**WHAT IS NEEDED:** Change every "volume-bar" in the items below to "volume-column", leaving all other text unchanged.

Items stored in a collection:
::::::

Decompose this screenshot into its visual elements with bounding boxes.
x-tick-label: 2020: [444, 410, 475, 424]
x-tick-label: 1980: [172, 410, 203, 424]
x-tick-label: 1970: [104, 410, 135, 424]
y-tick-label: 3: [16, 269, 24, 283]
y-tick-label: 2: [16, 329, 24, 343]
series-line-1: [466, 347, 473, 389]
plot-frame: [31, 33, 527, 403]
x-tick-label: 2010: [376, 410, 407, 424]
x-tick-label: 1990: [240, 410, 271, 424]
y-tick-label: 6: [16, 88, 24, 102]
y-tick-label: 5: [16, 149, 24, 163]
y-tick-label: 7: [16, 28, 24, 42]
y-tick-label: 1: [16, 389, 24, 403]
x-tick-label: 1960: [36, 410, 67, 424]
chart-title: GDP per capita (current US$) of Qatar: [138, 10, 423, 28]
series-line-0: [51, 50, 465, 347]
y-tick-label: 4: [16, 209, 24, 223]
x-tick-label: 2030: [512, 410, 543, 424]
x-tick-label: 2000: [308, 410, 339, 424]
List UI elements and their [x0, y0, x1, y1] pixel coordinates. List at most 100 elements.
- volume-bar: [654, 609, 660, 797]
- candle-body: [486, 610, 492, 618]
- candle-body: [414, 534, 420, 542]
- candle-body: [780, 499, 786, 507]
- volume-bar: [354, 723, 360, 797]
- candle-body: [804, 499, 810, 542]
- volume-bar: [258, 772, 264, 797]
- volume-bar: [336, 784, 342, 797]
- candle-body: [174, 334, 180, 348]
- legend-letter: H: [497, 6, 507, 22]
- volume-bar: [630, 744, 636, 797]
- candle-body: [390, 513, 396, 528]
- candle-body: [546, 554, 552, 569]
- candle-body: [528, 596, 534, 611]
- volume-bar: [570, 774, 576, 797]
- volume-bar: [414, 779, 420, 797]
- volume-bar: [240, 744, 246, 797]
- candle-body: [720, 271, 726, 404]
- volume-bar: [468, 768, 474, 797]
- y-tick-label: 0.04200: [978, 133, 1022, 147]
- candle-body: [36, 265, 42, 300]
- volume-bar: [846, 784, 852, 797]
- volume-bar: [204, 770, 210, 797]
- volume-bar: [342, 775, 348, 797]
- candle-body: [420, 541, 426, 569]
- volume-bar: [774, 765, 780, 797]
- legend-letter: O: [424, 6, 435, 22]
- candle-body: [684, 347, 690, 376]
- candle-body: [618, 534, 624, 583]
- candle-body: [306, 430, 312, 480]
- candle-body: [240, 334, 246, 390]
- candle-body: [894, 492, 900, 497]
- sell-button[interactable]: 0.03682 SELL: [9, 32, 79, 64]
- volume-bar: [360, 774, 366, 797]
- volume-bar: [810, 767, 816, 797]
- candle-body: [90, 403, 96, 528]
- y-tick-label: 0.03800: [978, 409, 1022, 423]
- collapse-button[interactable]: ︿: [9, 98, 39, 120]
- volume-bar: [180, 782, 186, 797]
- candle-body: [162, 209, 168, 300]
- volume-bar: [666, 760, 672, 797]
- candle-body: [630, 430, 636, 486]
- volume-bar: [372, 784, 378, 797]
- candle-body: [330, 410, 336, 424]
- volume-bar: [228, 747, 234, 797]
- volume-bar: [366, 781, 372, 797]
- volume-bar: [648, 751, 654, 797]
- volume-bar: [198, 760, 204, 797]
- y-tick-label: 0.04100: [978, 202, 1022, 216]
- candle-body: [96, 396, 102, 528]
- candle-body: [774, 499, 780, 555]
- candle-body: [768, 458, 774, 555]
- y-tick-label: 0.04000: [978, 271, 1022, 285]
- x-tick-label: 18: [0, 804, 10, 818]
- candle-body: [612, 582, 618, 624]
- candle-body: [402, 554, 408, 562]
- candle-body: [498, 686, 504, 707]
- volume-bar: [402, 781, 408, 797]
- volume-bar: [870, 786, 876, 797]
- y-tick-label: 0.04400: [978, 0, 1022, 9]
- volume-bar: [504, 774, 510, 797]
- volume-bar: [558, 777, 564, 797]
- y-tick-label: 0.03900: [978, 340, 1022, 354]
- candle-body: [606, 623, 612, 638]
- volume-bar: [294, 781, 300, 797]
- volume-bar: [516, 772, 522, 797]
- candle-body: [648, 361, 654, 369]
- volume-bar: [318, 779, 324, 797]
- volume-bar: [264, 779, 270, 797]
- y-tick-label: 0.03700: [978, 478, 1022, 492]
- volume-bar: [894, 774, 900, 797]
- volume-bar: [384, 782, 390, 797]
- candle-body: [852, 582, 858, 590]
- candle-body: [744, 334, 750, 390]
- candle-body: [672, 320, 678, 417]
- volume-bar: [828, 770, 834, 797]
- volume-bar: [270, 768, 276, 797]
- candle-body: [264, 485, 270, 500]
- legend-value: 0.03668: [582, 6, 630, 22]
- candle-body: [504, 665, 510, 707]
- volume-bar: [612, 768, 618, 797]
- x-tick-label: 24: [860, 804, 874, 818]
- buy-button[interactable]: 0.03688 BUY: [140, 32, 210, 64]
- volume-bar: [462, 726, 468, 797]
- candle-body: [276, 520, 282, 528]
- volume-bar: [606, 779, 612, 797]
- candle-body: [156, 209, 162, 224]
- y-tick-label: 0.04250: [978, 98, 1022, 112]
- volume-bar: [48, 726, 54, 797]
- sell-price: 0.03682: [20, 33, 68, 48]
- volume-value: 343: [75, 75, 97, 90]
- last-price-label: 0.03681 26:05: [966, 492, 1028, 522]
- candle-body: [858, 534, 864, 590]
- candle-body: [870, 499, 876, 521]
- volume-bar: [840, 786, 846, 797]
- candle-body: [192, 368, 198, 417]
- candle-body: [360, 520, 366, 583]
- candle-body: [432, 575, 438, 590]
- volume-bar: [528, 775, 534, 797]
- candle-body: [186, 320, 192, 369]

::::::

**PROBLEM SOLUTION:**
Decompose this screenshot into its visual elements with bounding boxes.
x-tick-label: 2020: [444, 410, 475, 424]
x-tick-label: 1980: [172, 410, 203, 424]
x-tick-label: 1970: [104, 410, 135, 424]
y-tick-label: 3: [16, 269, 24, 283]
y-tick-label: 2: [16, 329, 24, 343]
series-line-1: [466, 347, 473, 389]
plot-frame: [31, 33, 527, 403]
x-tick-label: 2010: [376, 410, 407, 424]
x-tick-label: 1990: [240, 410, 271, 424]
y-tick-label: 6: [16, 88, 24, 102]
y-tick-label: 5: [16, 149, 24, 163]
y-tick-label: 7: [16, 28, 24, 42]
y-tick-label: 1: [16, 389, 24, 403]
x-tick-label: 1960: [36, 410, 67, 424]
chart-title: GDP per capita (current US$) of Qatar: [138, 10, 423, 28]
series-line-0: [51, 50, 465, 347]
y-tick-label: 4: [16, 209, 24, 223]
x-tick-label: 2030: [512, 410, 543, 424]
x-tick-label: 2000: [308, 410, 339, 424]
List UI elements and their [x0, y0, x1, y1] pixel coordinates. List at most 100 elements.
- volume-column: [654, 609, 660, 797]
- candle-body: [486, 610, 492, 618]
- candle-body: [414, 534, 420, 542]
- candle-body: [780, 499, 786, 507]
- volume-column: [354, 723, 360, 797]
- candle-body: [804, 499, 810, 542]
- volume-column: [258, 772, 264, 797]
- volume-column: [336, 784, 342, 797]
- candle-body: [174, 334, 180, 348]
- legend-letter: H: [497, 6, 507, 22]
- volume-column: [630, 744, 636, 797]
- candle-body: [390, 513, 396, 528]
- candle-body: [546, 554, 552, 569]
- candle-body: [528, 596, 534, 611]
- volume-column: [570, 774, 576, 797]
- volume-column: [414, 779, 420, 797]
- volume-column: [240, 744, 246, 797]
- candle-body: [720, 271, 726, 404]
- volume-column: [468, 768, 474, 797]
- y-tick-label: 0.04200: [978, 133, 1022, 147]
- candle-body: [36, 265, 42, 300]
- volume-column: [846, 784, 852, 797]
- volume-column: [204, 770, 210, 797]
- volume-column: [342, 775, 348, 797]
- candle-body: [420, 541, 426, 569]
- volume-column: [774, 765, 780, 797]
- legend-letter: O: [424, 6, 435, 22]
- candle-body: [684, 347, 690, 376]
- candle-body: [618, 534, 624, 583]
- candle-body: [306, 430, 312, 480]
- candle-body: [240, 334, 246, 390]
- candle-body: [894, 492, 900, 497]
- sell-button[interactable]: 0.03682 SELL: [9, 32, 79, 64]
- volume-column: [360, 774, 366, 797]
- volume-column: [810, 767, 816, 797]
- candle-body: [90, 403, 96, 528]
- y-tick-label: 0.03800: [978, 409, 1022, 423]
- collapse-button[interactable]: ︿: [9, 98, 39, 120]
- volume-column: [180, 782, 186, 797]
- candle-body: [162, 209, 168, 300]
- volume-column: [666, 760, 672, 797]
- candle-body: [630, 430, 636, 486]
- volume-column: [372, 784, 378, 797]
- candle-body: [330, 410, 336, 424]
- volume-column: [228, 747, 234, 797]
- volume-column: [366, 781, 372, 797]
- volume-column: [648, 751, 654, 797]
- volume-column: [198, 760, 204, 797]
- y-tick-label: 0.04100: [978, 202, 1022, 216]
- candle-body: [96, 396, 102, 528]
- candle-body: [774, 499, 780, 555]
- candle-body: [768, 458, 774, 555]
- y-tick-label: 0.04000: [978, 271, 1022, 285]
- x-tick-label: 18: [0, 804, 10, 818]
- candle-body: [612, 582, 618, 624]
- candle-body: [402, 554, 408, 562]
- candle-body: [498, 686, 504, 707]
- volume-column: [402, 781, 408, 797]
- volume-column: [870, 786, 876, 797]
- y-tick-label: 0.04400: [978, 0, 1022, 9]
- volume-column: [504, 774, 510, 797]
- volume-column: [558, 777, 564, 797]
- y-tick-label: 0.03900: [978, 340, 1022, 354]
- candle-body: [606, 623, 612, 638]
- volume-column: [294, 781, 300, 797]
- volume-column: [516, 772, 522, 797]
- candle-body: [648, 361, 654, 369]
- volume-column: [318, 779, 324, 797]
- volume-column: [264, 779, 270, 797]
- y-tick-label: 0.03700: [978, 478, 1022, 492]
- volume-column: [894, 774, 900, 797]
- volume-column: [384, 782, 390, 797]
- candle-body: [852, 582, 858, 590]
- candle-body: [744, 334, 750, 390]
- candle-body: [672, 320, 678, 417]
- volume-column: [828, 770, 834, 797]
- volume-column: [270, 768, 276, 797]
- candle-body: [264, 485, 270, 500]
- legend-value: 0.03668: [582, 6, 630, 22]
- candle-body: [504, 665, 510, 707]
- volume-column: [612, 768, 618, 797]
- x-tick-label: 24: [860, 804, 874, 818]
- buy-button[interactable]: 0.03688 BUY: [140, 32, 210, 64]
- volume-column: [462, 726, 468, 797]
- candle-body: [276, 520, 282, 528]
- volume-column: [606, 779, 612, 797]
- candle-body: [156, 209, 162, 224]
- y-tick-label: 0.04250: [978, 98, 1022, 112]
- volume-column: [48, 726, 54, 797]
- sell-price: 0.03682: [20, 33, 68, 48]
- volume-value: 343: [75, 75, 97, 90]
- last-price-label: 0.03681 26:05: [966, 492, 1028, 522]
- candle-body: [858, 534, 864, 590]
- candle-body: [870, 499, 876, 521]
- volume-column: [840, 786, 846, 797]
- candle-body: [192, 368, 198, 417]
- candle-body: [360, 520, 366, 583]
- candle-body: [432, 575, 438, 590]
- volume-column: [528, 775, 534, 797]
- candle-body: [186, 320, 192, 369]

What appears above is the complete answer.